Data shown
..........

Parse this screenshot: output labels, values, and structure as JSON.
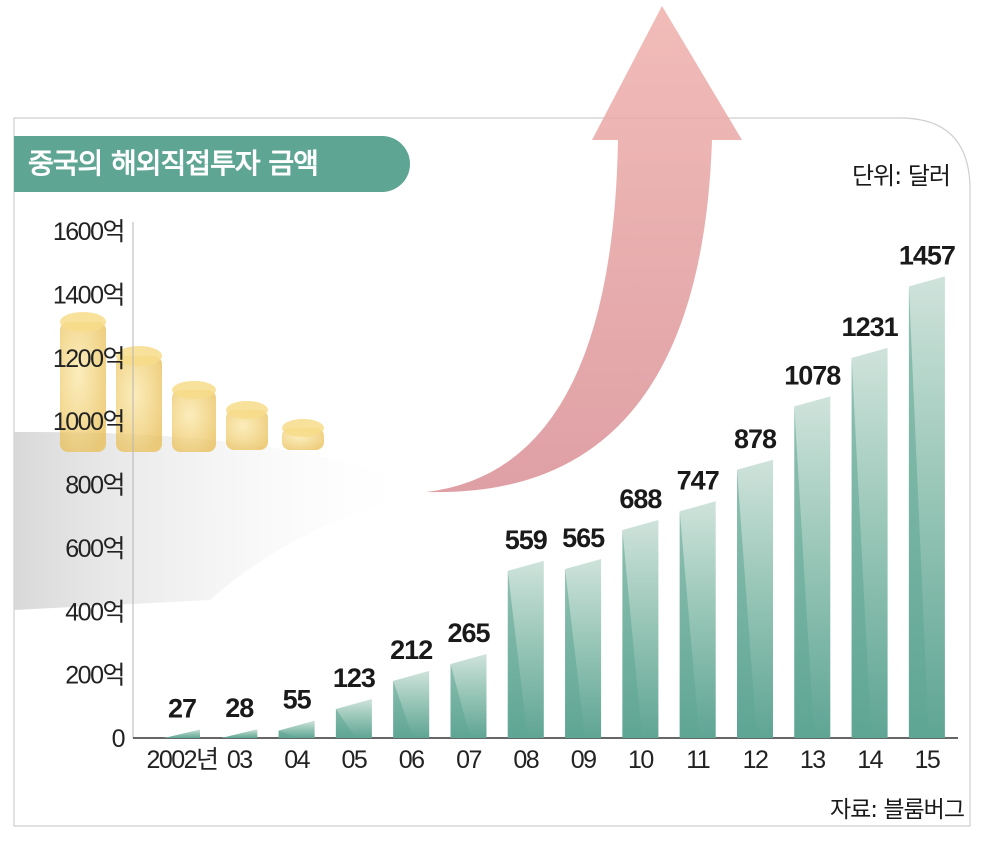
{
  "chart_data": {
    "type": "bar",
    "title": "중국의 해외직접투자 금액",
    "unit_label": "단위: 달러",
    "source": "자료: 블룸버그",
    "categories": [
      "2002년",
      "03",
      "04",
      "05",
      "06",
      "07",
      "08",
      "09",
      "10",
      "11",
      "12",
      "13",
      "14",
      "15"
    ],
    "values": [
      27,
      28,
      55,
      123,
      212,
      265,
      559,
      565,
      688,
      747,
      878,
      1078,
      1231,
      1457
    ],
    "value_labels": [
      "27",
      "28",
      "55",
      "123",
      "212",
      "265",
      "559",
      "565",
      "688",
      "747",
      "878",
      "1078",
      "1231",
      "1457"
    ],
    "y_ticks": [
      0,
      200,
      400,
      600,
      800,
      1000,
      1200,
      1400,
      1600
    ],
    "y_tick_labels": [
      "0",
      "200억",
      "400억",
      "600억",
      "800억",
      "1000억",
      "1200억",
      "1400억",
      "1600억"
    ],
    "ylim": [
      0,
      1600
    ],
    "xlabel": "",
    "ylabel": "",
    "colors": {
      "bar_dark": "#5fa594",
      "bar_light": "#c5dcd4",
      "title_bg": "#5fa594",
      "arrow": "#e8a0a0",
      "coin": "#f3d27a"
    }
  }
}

..........

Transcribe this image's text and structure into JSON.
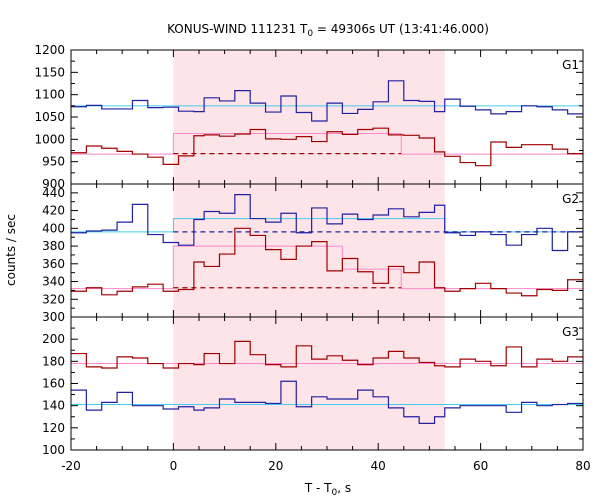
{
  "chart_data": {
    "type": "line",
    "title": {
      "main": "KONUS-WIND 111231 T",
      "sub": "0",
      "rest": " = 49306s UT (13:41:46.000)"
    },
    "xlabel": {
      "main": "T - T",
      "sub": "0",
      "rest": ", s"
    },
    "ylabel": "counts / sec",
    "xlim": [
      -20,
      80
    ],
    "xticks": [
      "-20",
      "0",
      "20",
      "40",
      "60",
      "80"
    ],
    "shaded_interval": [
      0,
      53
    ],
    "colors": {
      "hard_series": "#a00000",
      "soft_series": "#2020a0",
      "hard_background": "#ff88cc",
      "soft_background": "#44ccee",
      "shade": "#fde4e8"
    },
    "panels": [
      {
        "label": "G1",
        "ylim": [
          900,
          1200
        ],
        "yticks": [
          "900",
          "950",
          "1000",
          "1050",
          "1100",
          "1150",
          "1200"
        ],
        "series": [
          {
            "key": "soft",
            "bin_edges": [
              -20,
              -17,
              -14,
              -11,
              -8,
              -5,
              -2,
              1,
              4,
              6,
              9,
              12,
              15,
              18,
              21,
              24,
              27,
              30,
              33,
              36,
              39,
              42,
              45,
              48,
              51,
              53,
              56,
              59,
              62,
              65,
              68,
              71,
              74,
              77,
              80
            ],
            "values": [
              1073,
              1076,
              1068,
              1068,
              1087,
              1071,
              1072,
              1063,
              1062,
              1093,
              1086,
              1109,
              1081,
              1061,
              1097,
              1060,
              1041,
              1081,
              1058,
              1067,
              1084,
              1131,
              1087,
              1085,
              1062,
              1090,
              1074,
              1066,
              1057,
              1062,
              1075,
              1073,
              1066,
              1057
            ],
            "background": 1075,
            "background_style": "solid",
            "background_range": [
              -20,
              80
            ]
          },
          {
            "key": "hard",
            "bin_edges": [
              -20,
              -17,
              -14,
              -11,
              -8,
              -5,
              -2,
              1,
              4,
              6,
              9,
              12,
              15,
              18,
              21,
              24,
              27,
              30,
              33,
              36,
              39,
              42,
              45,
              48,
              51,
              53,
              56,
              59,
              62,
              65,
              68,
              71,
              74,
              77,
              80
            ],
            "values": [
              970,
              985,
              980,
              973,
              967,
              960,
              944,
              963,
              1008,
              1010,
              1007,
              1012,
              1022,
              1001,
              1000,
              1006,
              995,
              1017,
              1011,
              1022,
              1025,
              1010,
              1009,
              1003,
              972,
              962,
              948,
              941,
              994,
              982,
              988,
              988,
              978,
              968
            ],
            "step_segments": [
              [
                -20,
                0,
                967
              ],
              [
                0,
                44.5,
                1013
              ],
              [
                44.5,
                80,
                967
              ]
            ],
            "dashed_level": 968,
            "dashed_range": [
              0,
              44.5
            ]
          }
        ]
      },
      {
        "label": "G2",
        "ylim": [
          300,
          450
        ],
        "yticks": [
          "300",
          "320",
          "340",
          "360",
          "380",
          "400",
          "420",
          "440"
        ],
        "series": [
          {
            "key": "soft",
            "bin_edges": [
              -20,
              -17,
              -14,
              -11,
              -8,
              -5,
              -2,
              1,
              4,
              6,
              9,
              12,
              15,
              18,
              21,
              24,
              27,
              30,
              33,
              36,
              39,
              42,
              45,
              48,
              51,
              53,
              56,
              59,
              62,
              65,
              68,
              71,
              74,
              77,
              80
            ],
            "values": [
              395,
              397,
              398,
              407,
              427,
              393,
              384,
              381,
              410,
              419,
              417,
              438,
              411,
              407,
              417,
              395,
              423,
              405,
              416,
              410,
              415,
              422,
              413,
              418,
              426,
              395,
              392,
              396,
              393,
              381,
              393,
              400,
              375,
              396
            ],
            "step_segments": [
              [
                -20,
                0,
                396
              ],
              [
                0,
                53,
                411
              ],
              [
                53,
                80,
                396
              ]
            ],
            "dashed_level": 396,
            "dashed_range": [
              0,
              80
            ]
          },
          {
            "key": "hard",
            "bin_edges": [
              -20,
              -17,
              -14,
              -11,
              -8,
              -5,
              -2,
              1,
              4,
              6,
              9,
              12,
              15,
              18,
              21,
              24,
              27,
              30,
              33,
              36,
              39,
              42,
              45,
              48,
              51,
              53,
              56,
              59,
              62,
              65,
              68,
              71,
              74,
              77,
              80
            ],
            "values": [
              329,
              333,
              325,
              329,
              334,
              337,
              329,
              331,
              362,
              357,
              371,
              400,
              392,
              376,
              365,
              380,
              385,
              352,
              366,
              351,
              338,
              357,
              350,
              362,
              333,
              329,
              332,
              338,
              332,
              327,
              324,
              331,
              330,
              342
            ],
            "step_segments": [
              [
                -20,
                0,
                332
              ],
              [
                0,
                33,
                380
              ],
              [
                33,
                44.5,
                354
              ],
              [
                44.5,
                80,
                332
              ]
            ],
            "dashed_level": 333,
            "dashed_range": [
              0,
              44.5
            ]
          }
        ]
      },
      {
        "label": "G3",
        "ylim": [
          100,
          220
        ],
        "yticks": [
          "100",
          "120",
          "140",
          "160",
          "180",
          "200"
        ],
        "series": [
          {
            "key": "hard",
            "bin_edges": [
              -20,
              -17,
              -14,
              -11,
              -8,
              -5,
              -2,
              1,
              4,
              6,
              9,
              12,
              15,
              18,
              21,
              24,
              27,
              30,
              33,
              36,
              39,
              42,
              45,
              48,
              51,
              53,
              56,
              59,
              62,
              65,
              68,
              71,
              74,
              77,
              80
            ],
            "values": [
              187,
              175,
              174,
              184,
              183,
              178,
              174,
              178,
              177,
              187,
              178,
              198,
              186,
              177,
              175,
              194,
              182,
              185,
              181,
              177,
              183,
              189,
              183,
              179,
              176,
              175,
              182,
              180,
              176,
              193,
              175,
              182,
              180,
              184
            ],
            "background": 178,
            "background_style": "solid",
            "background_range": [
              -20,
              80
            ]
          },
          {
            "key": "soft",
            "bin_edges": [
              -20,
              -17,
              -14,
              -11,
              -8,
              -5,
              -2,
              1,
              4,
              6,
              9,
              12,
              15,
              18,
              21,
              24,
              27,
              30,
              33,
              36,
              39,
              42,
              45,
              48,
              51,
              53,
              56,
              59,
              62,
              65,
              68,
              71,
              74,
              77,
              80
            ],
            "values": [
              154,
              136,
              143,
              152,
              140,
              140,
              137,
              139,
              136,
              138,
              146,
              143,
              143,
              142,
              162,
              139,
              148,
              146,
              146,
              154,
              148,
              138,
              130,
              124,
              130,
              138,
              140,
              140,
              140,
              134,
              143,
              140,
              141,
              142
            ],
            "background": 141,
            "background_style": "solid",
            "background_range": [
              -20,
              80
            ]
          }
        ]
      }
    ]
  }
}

..........

Work to be completed
How many lines in the listing contain "JSON"? Answer with the number alone.

Worked answer
2